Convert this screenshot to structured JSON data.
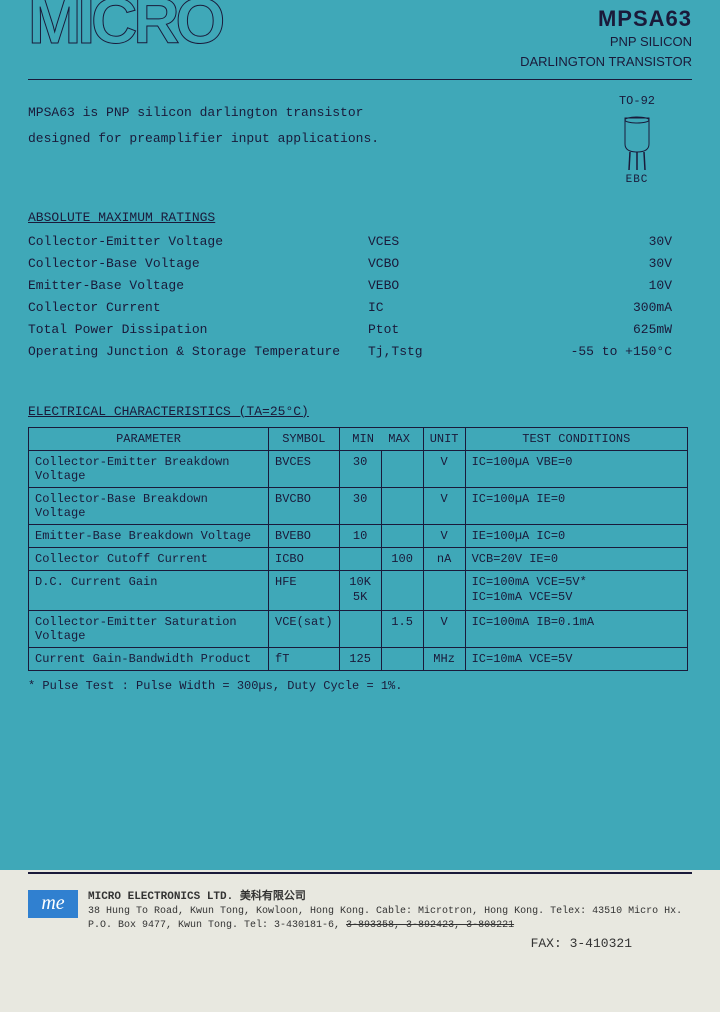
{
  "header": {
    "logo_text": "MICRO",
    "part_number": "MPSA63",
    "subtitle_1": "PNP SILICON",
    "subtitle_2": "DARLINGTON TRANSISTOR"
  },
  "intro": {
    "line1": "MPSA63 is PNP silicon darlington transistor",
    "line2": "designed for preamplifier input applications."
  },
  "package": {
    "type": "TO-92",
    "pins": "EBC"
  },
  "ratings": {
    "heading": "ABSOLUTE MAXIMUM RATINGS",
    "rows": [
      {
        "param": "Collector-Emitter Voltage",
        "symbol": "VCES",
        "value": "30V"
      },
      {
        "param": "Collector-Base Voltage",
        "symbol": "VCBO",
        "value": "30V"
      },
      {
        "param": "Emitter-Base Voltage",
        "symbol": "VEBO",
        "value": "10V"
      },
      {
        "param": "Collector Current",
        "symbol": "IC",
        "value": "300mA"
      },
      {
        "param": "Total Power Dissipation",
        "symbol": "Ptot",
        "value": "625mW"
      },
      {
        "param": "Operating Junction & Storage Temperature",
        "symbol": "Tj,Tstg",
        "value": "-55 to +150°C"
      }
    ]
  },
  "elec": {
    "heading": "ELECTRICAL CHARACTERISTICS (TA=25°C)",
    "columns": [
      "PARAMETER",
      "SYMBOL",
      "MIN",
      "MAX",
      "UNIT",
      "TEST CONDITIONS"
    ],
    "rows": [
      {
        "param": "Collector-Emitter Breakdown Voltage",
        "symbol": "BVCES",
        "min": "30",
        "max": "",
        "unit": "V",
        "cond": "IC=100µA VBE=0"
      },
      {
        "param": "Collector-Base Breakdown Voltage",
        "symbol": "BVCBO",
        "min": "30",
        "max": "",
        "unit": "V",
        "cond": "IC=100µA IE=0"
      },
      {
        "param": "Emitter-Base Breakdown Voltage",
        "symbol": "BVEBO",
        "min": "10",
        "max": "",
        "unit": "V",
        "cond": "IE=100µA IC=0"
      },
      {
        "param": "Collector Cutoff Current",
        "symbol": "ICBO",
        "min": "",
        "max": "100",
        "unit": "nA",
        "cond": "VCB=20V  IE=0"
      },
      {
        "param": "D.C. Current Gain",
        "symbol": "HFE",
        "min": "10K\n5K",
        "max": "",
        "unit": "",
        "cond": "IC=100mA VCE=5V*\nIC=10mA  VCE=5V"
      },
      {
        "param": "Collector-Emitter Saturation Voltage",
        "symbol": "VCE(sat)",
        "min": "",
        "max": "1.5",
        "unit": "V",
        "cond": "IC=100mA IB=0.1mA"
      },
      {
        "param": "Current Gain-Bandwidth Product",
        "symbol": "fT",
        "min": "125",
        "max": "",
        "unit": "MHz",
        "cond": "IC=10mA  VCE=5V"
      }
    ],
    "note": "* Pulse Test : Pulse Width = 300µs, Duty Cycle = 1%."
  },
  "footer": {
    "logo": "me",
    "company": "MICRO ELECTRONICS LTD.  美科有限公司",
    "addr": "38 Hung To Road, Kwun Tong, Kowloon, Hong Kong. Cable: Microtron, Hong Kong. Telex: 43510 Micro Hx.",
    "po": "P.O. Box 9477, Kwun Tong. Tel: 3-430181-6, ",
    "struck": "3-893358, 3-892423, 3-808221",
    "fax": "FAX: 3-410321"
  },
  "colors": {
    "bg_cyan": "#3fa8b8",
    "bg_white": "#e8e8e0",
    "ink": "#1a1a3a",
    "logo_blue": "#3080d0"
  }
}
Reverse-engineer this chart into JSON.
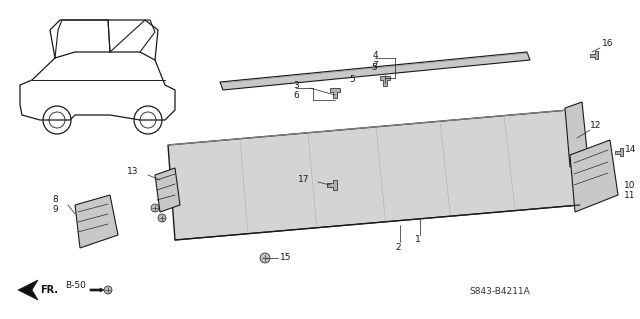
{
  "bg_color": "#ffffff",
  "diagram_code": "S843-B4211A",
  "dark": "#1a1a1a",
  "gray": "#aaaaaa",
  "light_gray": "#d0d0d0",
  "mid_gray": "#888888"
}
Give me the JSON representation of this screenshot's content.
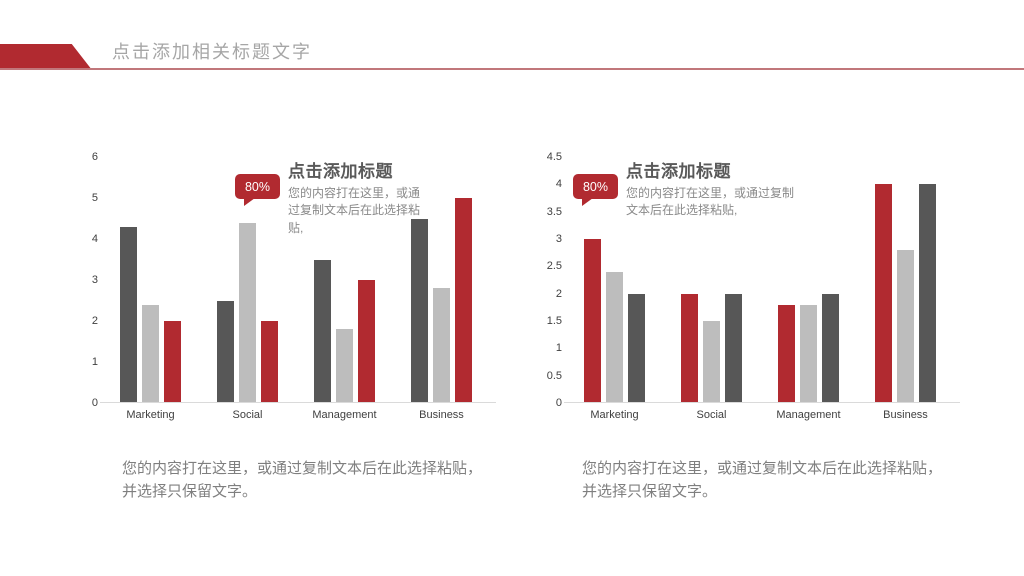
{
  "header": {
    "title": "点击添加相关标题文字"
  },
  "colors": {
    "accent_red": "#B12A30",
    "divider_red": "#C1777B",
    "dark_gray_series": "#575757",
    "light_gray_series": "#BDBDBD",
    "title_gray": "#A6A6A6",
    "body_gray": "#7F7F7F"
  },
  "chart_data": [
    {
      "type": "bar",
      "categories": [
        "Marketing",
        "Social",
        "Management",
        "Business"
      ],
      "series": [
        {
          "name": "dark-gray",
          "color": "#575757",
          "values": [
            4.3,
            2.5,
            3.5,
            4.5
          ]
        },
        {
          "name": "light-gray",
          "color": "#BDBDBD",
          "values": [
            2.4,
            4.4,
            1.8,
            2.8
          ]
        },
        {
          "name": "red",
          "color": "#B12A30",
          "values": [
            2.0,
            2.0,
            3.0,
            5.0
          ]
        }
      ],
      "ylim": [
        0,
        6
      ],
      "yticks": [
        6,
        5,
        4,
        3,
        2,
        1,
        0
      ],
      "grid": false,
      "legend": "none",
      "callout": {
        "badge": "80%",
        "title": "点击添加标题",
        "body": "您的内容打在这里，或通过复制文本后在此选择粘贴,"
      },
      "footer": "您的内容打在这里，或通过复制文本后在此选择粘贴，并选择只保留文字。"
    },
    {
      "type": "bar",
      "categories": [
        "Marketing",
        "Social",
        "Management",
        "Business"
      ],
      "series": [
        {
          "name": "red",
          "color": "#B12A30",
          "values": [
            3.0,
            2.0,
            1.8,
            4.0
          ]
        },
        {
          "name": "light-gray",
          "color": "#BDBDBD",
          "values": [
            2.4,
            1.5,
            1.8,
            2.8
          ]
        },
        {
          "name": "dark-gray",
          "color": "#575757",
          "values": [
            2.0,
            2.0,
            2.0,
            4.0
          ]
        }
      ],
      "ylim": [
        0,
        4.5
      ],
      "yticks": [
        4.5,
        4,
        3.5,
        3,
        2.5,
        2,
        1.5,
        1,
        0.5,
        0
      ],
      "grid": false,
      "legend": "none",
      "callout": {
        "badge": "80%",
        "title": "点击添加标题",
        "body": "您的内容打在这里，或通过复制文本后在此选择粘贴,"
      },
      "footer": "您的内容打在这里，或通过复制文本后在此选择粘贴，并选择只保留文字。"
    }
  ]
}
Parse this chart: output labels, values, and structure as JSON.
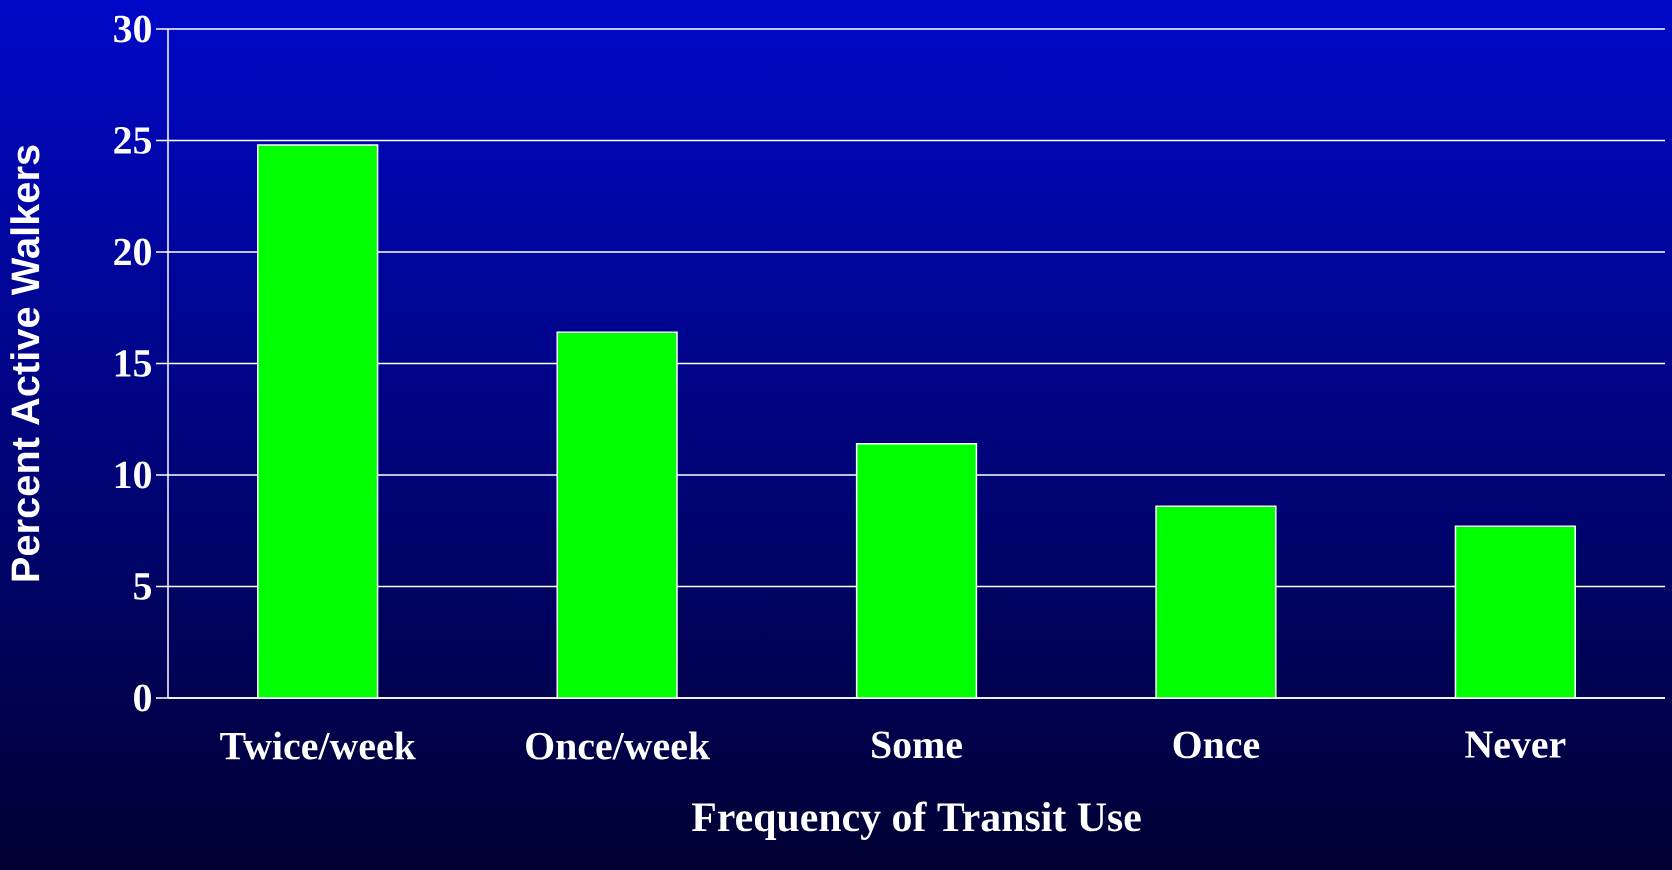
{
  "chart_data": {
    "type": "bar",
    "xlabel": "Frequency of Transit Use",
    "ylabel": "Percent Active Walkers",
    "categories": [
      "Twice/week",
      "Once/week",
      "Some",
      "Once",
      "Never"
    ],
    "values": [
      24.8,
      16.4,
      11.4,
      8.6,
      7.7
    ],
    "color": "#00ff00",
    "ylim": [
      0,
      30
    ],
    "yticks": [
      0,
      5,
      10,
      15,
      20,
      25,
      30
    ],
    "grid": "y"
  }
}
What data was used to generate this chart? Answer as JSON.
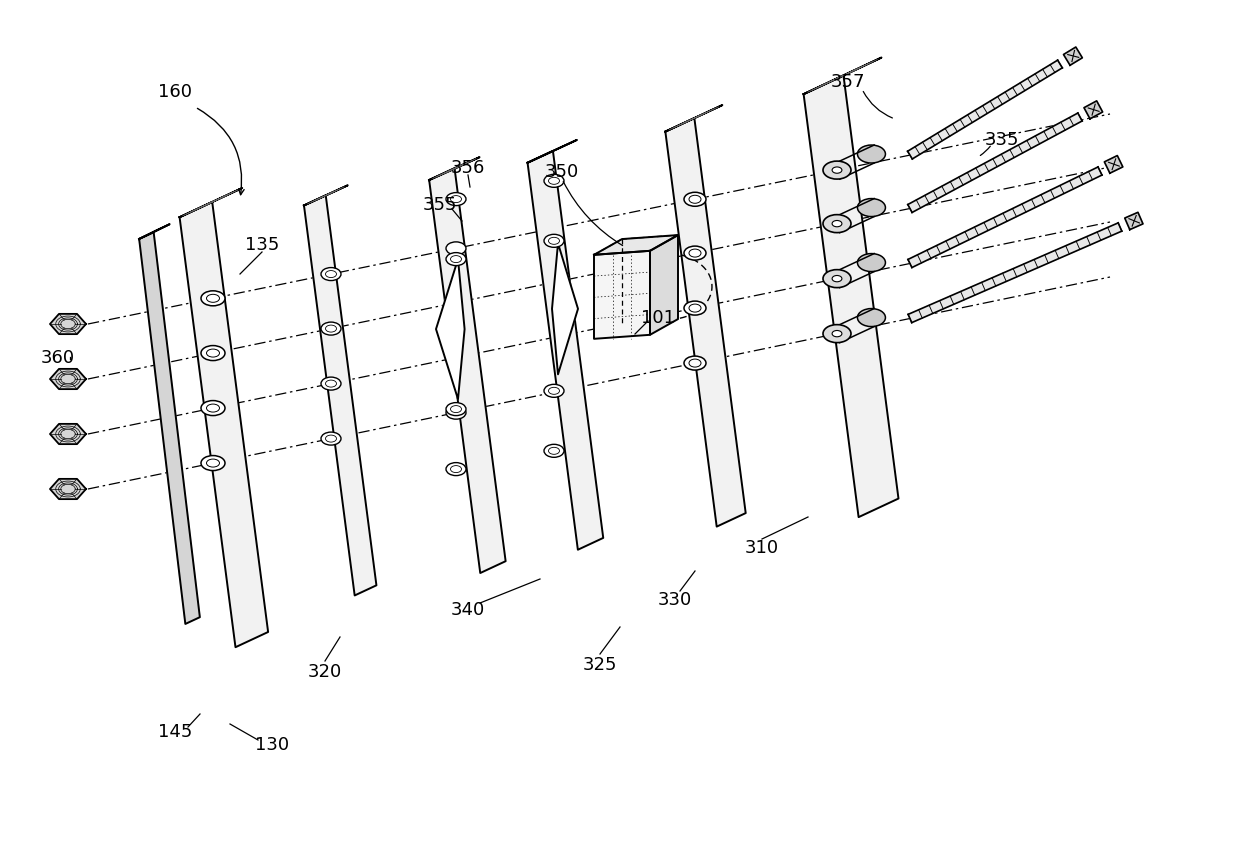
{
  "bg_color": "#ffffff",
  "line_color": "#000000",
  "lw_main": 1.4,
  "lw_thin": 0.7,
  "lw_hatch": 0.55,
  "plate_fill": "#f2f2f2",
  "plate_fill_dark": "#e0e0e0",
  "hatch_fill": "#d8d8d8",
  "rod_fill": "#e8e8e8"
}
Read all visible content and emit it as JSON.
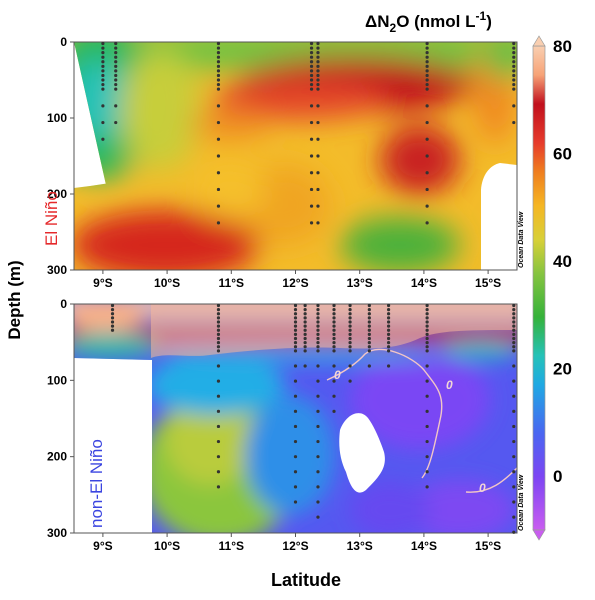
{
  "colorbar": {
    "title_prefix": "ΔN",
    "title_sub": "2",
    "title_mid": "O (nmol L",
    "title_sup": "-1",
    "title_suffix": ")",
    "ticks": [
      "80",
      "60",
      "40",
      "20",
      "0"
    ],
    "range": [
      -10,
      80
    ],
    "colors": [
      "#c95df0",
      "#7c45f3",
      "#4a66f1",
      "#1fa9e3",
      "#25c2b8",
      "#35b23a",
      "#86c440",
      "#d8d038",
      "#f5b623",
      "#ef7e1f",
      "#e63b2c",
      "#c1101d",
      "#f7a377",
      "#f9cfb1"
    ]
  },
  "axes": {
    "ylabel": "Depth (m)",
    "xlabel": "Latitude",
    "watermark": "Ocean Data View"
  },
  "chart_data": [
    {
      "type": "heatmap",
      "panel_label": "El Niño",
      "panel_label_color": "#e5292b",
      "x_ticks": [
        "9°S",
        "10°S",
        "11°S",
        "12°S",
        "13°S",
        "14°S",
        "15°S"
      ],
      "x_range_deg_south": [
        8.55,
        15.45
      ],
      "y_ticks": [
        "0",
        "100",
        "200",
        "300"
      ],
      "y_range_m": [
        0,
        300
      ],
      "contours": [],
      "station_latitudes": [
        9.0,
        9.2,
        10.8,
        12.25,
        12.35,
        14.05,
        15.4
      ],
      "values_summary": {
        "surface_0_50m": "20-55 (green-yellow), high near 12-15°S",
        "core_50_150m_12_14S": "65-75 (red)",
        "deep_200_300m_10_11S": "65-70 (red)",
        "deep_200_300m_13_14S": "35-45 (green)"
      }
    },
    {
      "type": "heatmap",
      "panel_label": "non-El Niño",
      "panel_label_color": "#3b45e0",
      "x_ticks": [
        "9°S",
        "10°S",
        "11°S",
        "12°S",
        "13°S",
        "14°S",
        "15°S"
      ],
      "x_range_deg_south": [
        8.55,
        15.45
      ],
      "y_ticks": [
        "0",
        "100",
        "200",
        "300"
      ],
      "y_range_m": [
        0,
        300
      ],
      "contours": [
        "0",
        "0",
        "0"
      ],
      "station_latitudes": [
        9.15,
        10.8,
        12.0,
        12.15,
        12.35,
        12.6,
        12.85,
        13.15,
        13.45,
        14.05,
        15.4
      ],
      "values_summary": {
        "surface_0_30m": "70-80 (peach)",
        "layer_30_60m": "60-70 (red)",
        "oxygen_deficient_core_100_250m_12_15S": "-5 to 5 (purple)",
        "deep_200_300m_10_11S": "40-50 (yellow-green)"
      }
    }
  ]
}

**********

(Work to complete): Identify and copy all lines with the word "Base".

(Full output):
        "param": "Collector-Base Voltage",
        "param": "Emitter-Base Voltage",
        "param": "Collector-Base Breakdown Voltage",
        "param": "Emitter-Base Breakdown Voltage",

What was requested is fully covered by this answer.